» **WHAT THIS TASK INVOLVES**
How many lines of the data include the string "часа"? State the number and nothing else.

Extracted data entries

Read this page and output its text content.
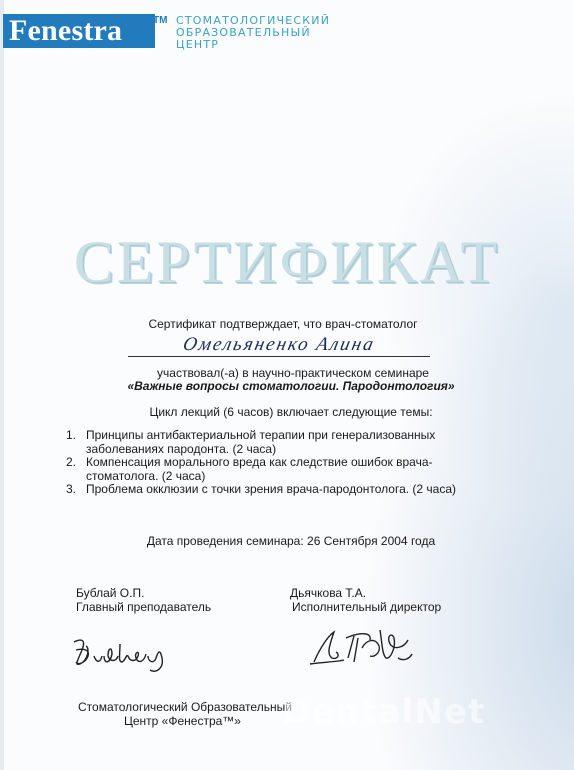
Fenestra	TM СТОМАТОЛОГИЧЕСКИЙ
ОБРАЗОВАТЕЛЬНЫЙ
ЦЕНТР
СЕРТИФИКАТ
Сертификат подтверждает, что врач-стоматолог
Омельяненко Алина
участвовал(-а) в научно-практическом семинаре
«Важные вопросы стоматологии. Пародонтология»
Цикл лекций (6 часов) включает следующие темы:
1. Принципы антибактериальной терапии при генерализованных
заболеваниях пародонта. (2 часа)
2. Компенсация морального вреда как следствие ошибок врача-
стоматолога. (2 часа)
3. Проблема окклюзии с точки зрения врача-пародонтолога. (2 часа)
Дата проведения семинара: 26 Сентября 2004 года
Бублай О.П.
Главный преподаватель
Дьячкова Т.А.
Исполнительный директор
Стоматологический Образовательный
Центр «Фенестра™» DentalNet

» **SOLVED PROBLEM**
3